**Task goal**.
Every line of the material that follows must be printed again exactly.

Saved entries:
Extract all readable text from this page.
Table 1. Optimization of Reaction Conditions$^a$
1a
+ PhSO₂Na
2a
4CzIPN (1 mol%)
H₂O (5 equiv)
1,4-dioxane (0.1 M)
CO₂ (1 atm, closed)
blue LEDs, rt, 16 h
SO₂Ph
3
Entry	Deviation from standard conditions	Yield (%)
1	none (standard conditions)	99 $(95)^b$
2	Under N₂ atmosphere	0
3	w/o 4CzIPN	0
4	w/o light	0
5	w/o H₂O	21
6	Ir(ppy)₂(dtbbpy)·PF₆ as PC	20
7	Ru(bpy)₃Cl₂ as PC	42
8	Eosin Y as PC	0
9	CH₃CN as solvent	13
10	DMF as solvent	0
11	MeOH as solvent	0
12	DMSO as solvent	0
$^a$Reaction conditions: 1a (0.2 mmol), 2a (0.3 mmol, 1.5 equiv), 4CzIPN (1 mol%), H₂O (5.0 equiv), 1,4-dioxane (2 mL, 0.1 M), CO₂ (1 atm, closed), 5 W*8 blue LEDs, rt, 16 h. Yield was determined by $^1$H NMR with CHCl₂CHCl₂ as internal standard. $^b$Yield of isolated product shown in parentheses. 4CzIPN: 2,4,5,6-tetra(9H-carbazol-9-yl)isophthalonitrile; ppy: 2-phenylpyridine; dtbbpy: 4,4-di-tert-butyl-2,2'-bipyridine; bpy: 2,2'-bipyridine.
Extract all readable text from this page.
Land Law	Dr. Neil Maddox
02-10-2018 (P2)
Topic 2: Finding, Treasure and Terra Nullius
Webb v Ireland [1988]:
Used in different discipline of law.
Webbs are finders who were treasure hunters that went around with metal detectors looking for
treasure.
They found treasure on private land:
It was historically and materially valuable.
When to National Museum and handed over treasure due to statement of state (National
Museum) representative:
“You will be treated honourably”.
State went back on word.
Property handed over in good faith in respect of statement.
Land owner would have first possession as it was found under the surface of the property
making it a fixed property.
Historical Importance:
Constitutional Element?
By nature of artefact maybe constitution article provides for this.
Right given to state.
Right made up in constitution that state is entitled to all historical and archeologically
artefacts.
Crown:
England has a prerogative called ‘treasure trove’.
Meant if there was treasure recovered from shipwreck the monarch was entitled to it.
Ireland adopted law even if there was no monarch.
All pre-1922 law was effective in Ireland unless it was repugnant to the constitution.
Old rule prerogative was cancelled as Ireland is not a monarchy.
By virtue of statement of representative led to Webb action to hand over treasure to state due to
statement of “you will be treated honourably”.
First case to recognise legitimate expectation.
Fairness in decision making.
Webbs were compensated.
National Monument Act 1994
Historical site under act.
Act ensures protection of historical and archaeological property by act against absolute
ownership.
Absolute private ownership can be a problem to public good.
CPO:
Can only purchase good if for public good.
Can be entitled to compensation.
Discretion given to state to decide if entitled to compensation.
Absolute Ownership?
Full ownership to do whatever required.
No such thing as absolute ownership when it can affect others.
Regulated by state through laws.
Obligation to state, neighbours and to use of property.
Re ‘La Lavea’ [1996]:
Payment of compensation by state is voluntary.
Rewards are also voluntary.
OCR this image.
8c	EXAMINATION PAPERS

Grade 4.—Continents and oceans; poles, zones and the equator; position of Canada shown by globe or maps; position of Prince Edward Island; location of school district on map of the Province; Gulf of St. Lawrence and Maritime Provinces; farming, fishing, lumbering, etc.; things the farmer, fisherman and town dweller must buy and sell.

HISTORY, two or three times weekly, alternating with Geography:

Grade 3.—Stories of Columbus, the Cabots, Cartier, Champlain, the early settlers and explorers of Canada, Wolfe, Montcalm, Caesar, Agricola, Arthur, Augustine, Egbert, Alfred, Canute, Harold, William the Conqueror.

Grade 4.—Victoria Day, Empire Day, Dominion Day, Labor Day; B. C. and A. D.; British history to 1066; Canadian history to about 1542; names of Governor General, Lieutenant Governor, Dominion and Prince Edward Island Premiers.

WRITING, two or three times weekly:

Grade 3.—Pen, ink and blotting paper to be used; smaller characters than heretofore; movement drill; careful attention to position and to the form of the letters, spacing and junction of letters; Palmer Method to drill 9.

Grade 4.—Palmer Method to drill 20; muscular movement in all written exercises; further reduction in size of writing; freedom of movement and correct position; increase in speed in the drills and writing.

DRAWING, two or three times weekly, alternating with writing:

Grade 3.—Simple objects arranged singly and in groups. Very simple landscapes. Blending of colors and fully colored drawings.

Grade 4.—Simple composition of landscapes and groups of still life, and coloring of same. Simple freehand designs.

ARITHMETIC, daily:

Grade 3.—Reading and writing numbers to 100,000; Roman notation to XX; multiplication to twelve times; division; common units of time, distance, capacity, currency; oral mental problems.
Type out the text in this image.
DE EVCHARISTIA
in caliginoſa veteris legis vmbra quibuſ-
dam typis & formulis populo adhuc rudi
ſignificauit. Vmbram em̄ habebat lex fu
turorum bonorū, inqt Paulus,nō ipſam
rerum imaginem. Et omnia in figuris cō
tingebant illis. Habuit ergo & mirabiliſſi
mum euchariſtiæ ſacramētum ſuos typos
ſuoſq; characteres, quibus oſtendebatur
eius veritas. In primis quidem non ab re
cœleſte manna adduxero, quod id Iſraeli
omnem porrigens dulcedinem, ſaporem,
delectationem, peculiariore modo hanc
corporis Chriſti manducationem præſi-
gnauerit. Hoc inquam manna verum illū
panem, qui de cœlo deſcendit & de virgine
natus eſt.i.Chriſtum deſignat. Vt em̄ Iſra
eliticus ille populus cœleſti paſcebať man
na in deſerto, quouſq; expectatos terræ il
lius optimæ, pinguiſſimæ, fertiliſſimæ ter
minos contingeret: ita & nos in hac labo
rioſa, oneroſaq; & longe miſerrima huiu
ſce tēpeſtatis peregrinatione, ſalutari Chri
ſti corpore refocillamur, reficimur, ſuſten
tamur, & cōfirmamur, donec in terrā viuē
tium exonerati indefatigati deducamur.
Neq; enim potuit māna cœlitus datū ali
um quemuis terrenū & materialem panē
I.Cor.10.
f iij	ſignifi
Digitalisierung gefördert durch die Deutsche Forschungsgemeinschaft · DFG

**Final result**.
Extract all readable text from this page.
Table 1. Optimization of Reaction Conditions$^a$
1a
+ PhSO₂Na
2a
4CzIPN (1 mol%)
H₂O (5 equiv)
1,4-dioxane (0.1 M)
CO₂ (1 atm, closed)
blue LEDs, rt, 16 h
SO₂Ph
3
Entry	Deviation from standard conditions	Yield (%)
1	none (standard conditions)	99 $(95)^b$
2	Under N₂ atmosphere	0
3	w/o 4CzIPN	0
4	w/o light	0
5	w/o H₂O	21
6	Ir(ppy)₂(dtbbpy)·PF₆ as PC	20
7	Ru(bpy)₃Cl₂ as PC	42
8	Eosin Y as PC	0
9	CH₃CN as solvent	13
10	DMF as solvent	0
11	MeOH as solvent	0
12	DMSO as solvent	0
$^a$Reaction conditions: 1a (0.2 mmol), 2a (0.3 mmol, 1.5 equiv), 4CzIPN (1 mol%), H₂O (5.0 equiv), 1,4-dioxane (2 mL, 0.1 M), CO₂ (1 atm, closed), 5 W*8 blue LEDs, rt, 16 h. Yield was determined by $^1$H NMR with CHCl₂CHCl₂ as internal standard. $^b$Yield of isolated product shown in parentheses. 4CzIPN: 2,4,5,6-tetra(9H-carbazol-9-yl)isophthalonitrile; ppy: 2-phenylpyridine; dtbbpy: 4,4-di-tert-butyl-2,2'-bipyridine; bpy: 2,2'-bipyridine.
Extract all readable text from this page.
Land Law	Dr. Neil Maddox
02-10-2018 (P2)
Topic 2: Finding, Treasure and Terra Nullius
Webb v Ireland [1988]:
Used in different discipline of law.
Webbs are finders who were treasure hunters that went around with metal detectors looking for
treasure.
They found treasure on private land:
It was historically and materially valuable.
When to National Museum and handed over treasure due to statement of state (National
Museum) representative:
“You will be treated honourably”.
State went back on word.
Property handed over in good faith in respect of statement.
Land owner would have first possession as it was found under the surface of the property
making it a fixed property.
Historical Importance:
Constitutional Element?
By nature of artefact maybe constitution article provides for this.
Right given to state.
Right made up in constitution that state is entitled to all historical and archeologically
artefacts.
Crown:
England has a prerogative called ‘treasure trove’.
Meant if there was treasure recovered from shipwreck the monarch was entitled to it.
Ireland adopted law even if there was no monarch.
All pre-1922 law was effective in Ireland unless it was repugnant to the constitution.
Old rule prerogative was cancelled as Ireland is not a monarchy.
By virtue of statement of representative led to Webb action to hand over treasure to state due to
statement of “you will be treated honourably”.
First case to recognise legitimate expectation.
Fairness in decision making.
Webbs were compensated.
National Monument Act 1994
Historical site under act.
Act ensures protection of historical and archaeological property by act against absolute
ownership.
Absolute private ownership can be a problem to public good.
CPO:
Can only purchase good if for public good.
Can be entitled to compensation.
Discretion given to state to decide if entitled to compensation.
Absolute Ownership?
Full ownership to do whatever required.
No such thing as absolute ownership when it can affect others.
Regulated by state through laws.
Obligation to state, neighbours and to use of property.
Re ‘La Lavea’ [1996]:
Payment of compensation by state is voluntary.
Rewards are also voluntary.
OCR this image.
8c	EXAMINATION PAPERS

Grade 4.—Continents and oceans; poles, zones and the equator; position of Canada shown by globe or maps; position of Prince Edward Island; location of school district on map of the Province; Gulf of St. Lawrence and Maritime Provinces; farming, fishing, lumbering, etc.; things the farmer, fisherman and town dweller must buy and sell.

HISTORY, two or three times weekly, alternating with Geography:

Grade 3.—Stories of Columbus, the Cabots, Cartier, Champlain, the early settlers and explorers of Canada, Wolfe, Montcalm, Caesar, Agricola, Arthur, Augustine, Egbert, Alfred, Canute, Harold, William the Conqueror.

Grade 4.—Victoria Day, Empire Day, Dominion Day, Labor Day; B. C. and A. D.; British history to 1066; Canadian history to about 1542; names of Governor General, Lieutenant Governor, Dominion and Prince Edward Island Premiers.

WRITING, two or three times weekly:

Grade 3.—Pen, ink and blotting paper to be used; smaller characters than heretofore; movement drill; careful attention to position and to the form of the letters, spacing and junction of letters; Palmer Method to drill 9.

Grade 4.—Palmer Method to drill 20; muscular movement in all written exercises; further reduction in size of writing; freedom of movement and correct position; increase in speed in the drills and writing.

DRAWING, two or three times weekly, alternating with writing:

Grade 3.—Simple objects arranged singly and in groups. Very simple landscapes. Blending of colors and fully colored drawings.

Grade 4.—Simple composition of landscapes and groups of still life, and coloring of same. Simple freehand designs.

ARITHMETIC, daily:

Grade 3.—Reading and writing numbers to 100,000; Roman notation to XX; multiplication to twelve times; division; common units of time, distance, capacity, currency; oral mental problems.
Type out the text in this image.
DE EVCHARISTIA
in caliginoſa veteris legis vmbra quibuſ-
dam typis & formulis populo adhuc rudi
ſignificauit. Vmbram em̄ habebat lex fu
turorum bonorū, inqt Paulus,nō ipſam
rerum imaginem. Et omnia in figuris cō
tingebant illis. Habuit ergo & mirabiliſſi
mum euchariſtiæ ſacramētum ſuos typos
ſuoſq; characteres, quibus oſtendebatur
eius veritas. In primis quidem non ab re
cœleſte manna adduxero, quod id Iſraeli
omnem porrigens dulcedinem, ſaporem,
delectationem, peculiariore modo hanc
corporis Chriſti manducationem præſi-
gnauerit. Hoc inquam manna verum illū
panem, qui de cœlo deſcendit & de virgine
natus eſt.i.Chriſtum deſignat. Vt em̄ Iſra
eliticus ille populus cœleſti paſcebať man
na in deſerto, quouſq; expectatos terræ il
lius optimæ, pinguiſſimæ, fertiliſſimæ ter
minos contingeret: ita & nos in hac labo
rioſa, oneroſaq; & longe miſerrima huiu
ſce tēpeſtatis peregrinatione, ſalutari Chri
ſti corpore refocillamur, reficimur, ſuſten
tamur, & cōfirmamur, donec in terrā viuē
tium exonerati indefatigati deducamur.
Neq; enim potuit māna cœlitus datū ali
um quemuis terrenū & materialem panē
I.Cor.10.
f iij	ſignifi
Digitalisierung gefördert durch die Deutsche Forschungsgemeinschaft · DFG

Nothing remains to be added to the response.